### Instructions to follow:
Gather the lines that hold the string "Hachinohe".

··· Available records ···

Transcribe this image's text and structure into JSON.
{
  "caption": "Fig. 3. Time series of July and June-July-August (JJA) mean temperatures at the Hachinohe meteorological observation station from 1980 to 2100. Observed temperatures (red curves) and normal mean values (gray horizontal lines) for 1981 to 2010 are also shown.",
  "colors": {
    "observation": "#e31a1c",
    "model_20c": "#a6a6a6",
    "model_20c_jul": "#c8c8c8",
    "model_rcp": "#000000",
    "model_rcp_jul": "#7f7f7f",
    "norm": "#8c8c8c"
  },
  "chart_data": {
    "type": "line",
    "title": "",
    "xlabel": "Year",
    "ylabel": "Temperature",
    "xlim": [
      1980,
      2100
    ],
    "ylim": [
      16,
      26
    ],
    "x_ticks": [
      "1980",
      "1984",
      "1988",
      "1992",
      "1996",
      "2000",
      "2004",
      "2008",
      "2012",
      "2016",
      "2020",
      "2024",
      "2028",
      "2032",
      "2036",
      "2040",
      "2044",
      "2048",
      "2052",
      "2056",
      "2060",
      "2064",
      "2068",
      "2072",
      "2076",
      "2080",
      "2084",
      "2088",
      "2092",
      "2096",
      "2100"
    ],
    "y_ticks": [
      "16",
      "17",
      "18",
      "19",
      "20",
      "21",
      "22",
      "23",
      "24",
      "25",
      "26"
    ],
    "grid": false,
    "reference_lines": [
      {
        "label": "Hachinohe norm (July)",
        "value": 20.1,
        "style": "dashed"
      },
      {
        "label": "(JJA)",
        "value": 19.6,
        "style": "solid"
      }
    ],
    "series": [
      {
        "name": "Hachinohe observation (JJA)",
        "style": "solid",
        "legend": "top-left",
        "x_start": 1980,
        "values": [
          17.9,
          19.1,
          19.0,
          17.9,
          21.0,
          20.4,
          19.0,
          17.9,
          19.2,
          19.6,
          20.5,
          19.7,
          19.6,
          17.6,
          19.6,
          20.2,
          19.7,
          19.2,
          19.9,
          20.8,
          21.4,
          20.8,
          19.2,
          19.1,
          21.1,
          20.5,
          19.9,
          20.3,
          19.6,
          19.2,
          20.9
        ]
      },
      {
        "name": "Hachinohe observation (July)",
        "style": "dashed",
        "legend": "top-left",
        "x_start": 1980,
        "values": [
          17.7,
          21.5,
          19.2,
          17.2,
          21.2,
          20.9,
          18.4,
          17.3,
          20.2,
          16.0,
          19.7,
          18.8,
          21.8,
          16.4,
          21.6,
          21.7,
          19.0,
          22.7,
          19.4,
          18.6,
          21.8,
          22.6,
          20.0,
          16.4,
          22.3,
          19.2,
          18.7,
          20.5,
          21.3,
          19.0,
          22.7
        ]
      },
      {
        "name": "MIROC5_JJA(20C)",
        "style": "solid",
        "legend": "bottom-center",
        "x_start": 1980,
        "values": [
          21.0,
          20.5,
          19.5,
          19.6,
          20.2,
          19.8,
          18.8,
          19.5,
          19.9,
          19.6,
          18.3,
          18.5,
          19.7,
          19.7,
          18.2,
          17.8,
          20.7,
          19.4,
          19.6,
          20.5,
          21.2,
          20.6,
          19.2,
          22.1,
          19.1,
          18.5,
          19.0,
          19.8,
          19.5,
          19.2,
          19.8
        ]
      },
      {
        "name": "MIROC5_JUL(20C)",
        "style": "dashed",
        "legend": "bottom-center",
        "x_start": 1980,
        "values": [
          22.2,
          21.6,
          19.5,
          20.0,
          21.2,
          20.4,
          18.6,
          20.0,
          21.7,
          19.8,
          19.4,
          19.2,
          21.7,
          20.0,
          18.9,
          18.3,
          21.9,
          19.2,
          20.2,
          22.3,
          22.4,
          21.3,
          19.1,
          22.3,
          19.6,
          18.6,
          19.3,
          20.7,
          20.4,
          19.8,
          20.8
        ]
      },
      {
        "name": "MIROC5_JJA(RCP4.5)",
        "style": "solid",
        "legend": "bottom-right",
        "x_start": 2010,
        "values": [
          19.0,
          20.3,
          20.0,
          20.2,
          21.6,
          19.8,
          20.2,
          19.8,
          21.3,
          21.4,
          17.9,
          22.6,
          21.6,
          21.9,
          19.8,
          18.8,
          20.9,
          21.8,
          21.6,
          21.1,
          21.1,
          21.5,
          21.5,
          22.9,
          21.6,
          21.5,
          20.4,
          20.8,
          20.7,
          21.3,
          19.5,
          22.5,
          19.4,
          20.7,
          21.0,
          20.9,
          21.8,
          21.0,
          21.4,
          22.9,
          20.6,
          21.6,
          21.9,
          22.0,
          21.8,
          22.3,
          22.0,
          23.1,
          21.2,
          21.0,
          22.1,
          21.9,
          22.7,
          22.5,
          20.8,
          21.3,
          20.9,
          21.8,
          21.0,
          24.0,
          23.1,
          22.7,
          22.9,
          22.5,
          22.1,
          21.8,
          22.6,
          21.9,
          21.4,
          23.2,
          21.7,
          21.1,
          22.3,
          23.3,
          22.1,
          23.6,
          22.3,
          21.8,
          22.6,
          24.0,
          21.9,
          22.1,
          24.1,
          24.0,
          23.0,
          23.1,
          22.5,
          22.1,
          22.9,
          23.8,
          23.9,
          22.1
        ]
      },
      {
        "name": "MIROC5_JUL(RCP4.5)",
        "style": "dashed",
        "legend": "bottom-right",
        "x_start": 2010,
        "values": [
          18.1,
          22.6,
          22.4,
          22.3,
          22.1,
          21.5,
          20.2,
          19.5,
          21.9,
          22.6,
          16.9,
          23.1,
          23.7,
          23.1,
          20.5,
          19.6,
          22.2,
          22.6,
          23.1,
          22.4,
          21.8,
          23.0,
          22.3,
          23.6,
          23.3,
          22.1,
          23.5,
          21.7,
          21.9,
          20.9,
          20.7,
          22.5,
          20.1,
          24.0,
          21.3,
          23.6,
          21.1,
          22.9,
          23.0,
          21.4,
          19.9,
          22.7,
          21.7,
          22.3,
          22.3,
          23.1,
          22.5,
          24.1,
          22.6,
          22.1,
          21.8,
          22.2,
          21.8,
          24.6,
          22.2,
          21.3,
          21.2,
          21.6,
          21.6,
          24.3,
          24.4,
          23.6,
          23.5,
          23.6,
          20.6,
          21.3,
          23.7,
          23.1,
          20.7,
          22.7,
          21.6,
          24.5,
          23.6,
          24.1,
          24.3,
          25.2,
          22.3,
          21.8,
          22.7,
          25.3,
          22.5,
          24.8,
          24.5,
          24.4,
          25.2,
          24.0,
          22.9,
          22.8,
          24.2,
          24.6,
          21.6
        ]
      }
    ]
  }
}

···

### Right answer:
  "caption": "Fig. 3. Time series of July and June-July-August (JJA) mean temperatures at the Hachinohe meteorological observation station from 1980 to 2100. Observed temperatures (red curves) and normal mean values (gray horizontal lines) for 1981 to 2010 are also shown.",
        "label": "Hachinohe norm (July)",
        "name": "Hachinohe observation (JJA)",
        "name": "Hachinohe observation (July)",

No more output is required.